_Short task_
Copy, from the entries below, each line in which the string "content" appears.

_Dataset records_
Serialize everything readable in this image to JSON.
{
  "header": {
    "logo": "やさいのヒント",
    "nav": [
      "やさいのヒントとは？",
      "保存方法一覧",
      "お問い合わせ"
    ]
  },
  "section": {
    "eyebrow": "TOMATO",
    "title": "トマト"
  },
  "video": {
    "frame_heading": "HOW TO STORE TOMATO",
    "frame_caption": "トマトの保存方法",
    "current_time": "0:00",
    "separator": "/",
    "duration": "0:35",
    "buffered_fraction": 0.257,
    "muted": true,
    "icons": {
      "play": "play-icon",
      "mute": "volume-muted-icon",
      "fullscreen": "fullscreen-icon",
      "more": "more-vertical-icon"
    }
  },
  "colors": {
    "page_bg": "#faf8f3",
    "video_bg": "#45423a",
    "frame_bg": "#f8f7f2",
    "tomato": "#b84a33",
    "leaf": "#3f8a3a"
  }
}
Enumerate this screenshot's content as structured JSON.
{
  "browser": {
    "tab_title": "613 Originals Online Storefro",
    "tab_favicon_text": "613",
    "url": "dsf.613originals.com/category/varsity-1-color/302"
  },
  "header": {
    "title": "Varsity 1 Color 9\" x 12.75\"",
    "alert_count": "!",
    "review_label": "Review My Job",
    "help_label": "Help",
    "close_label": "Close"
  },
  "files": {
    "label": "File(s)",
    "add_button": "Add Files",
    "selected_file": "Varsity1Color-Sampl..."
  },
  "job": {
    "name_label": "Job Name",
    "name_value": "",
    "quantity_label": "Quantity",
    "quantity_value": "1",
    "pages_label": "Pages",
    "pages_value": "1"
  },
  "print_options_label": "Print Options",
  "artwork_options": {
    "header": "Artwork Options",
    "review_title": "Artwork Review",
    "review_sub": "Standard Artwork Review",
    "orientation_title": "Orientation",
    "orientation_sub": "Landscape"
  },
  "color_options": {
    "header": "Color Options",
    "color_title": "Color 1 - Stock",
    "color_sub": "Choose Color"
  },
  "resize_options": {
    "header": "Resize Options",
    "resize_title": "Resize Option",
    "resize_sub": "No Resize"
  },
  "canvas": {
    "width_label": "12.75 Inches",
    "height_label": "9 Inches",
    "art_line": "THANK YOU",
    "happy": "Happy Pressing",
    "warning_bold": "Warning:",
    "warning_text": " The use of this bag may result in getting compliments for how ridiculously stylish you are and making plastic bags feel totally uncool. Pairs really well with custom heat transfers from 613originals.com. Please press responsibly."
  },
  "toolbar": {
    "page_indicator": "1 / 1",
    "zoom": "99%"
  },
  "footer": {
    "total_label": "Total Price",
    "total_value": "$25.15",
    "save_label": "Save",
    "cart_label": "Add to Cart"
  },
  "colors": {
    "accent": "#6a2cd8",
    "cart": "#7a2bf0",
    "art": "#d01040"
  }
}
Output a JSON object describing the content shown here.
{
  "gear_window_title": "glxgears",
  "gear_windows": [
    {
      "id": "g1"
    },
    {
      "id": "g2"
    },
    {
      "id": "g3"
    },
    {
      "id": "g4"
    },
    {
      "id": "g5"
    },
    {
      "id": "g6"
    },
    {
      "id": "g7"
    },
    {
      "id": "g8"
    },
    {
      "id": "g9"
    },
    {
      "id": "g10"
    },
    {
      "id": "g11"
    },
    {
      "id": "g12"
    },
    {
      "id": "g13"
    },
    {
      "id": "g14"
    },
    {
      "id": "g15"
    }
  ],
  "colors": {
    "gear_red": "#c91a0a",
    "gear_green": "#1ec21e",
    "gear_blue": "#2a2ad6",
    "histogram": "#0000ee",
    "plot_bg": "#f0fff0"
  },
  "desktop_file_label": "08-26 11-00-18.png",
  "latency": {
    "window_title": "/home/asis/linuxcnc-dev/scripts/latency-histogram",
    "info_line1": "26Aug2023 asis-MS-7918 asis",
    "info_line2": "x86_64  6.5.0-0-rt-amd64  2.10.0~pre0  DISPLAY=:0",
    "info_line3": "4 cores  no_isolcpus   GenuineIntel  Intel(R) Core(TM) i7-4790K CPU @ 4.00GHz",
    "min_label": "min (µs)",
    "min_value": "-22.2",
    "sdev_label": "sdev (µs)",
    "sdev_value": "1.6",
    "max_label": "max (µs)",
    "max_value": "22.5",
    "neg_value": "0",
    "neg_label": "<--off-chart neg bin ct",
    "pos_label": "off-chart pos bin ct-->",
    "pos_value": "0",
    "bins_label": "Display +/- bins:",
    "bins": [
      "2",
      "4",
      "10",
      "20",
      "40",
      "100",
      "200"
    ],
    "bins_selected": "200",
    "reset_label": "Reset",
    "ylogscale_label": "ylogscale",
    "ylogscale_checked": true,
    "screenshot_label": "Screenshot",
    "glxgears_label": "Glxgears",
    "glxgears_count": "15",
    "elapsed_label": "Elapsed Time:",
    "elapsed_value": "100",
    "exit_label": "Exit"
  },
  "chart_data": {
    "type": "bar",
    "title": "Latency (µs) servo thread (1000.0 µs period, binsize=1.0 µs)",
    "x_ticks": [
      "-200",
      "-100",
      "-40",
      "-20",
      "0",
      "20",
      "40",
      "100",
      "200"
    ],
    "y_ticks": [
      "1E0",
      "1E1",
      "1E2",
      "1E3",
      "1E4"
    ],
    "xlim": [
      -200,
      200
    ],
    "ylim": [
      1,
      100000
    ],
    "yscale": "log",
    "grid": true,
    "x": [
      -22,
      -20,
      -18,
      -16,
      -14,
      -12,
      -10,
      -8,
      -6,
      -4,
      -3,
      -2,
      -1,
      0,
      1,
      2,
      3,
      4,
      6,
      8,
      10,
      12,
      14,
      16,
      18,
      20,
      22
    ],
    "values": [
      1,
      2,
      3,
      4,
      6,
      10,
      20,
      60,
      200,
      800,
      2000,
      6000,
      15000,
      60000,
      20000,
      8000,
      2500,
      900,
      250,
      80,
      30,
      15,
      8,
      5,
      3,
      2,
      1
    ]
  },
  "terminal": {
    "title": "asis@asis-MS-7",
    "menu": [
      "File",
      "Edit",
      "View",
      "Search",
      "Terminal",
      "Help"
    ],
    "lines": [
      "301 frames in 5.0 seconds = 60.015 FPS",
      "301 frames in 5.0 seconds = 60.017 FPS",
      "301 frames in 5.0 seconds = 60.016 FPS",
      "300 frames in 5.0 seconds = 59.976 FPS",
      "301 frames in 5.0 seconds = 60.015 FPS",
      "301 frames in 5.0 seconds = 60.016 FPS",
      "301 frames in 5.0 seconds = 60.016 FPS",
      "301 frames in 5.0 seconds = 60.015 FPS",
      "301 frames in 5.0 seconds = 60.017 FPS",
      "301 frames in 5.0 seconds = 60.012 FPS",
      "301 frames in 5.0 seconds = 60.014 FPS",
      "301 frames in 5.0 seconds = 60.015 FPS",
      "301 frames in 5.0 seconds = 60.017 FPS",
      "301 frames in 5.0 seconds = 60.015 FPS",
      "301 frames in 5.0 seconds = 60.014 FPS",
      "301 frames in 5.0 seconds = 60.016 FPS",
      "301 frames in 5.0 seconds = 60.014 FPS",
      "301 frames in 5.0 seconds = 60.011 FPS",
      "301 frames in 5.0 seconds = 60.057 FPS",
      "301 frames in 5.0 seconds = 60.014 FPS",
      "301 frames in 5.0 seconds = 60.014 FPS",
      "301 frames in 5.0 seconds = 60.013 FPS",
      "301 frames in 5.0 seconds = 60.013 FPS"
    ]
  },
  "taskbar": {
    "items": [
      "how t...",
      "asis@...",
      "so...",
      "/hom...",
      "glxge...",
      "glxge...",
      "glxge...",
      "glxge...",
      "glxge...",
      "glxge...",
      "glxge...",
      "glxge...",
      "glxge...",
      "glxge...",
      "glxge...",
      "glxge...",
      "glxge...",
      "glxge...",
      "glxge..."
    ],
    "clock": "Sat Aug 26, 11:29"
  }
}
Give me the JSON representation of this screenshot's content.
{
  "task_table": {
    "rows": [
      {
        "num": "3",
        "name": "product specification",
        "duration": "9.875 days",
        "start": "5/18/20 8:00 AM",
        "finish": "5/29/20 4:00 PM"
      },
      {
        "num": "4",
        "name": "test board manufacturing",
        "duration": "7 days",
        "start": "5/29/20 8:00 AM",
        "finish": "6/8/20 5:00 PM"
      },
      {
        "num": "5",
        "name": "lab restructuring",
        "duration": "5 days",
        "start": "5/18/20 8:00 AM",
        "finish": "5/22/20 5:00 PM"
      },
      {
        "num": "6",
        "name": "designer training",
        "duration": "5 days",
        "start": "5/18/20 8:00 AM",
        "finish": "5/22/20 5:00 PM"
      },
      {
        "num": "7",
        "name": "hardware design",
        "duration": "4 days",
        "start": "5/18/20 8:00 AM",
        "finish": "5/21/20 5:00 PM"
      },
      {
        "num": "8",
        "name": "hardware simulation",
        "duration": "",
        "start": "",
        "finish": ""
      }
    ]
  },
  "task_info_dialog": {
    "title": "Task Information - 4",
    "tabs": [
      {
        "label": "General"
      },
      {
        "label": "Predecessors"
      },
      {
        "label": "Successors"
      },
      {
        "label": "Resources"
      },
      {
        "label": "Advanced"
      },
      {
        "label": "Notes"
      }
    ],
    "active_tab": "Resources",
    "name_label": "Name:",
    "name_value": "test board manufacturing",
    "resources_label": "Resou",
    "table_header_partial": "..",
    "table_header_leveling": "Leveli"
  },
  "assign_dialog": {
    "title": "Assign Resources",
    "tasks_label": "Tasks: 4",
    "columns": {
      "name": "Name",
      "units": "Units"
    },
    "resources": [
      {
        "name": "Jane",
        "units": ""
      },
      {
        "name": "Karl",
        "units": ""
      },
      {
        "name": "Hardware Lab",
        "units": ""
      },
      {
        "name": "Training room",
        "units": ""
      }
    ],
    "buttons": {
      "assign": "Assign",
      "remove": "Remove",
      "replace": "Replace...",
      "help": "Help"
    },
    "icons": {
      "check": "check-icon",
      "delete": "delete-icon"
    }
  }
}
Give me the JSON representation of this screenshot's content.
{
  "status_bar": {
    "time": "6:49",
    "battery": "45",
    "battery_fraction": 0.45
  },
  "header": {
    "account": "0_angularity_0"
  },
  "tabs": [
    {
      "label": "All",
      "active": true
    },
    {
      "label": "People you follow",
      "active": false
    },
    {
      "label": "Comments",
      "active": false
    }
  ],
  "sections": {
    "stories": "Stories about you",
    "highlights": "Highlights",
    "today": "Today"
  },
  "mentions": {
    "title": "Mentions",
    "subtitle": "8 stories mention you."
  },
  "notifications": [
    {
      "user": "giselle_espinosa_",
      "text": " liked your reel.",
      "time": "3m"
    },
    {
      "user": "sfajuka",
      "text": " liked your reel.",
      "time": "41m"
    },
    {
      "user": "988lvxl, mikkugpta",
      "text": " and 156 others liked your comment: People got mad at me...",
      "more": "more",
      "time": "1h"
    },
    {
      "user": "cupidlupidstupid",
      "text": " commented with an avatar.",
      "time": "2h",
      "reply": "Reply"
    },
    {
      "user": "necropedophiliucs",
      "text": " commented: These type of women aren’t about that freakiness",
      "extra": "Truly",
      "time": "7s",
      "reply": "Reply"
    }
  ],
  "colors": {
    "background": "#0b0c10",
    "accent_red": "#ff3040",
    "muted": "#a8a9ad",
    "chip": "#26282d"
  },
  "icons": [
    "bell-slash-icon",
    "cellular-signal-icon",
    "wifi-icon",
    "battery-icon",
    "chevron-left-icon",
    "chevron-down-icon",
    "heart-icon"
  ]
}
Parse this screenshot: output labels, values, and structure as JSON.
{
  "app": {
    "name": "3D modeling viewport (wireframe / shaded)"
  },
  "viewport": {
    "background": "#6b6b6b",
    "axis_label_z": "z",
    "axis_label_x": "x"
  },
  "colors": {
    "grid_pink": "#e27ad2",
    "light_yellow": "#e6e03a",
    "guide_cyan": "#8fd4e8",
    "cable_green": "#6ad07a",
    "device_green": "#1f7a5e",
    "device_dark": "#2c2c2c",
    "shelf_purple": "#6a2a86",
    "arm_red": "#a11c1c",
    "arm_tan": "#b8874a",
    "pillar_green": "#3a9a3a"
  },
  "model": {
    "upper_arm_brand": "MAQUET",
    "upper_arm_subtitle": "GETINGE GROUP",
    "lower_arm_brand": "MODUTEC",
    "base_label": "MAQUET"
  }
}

_Written answer_
Enumerate this screenshot's content as structured JSON.
Output a JSON object describing the content shown here.
Give me the JSON representation of this screenshot's content.
Give me the JSON representation of this screenshot's content.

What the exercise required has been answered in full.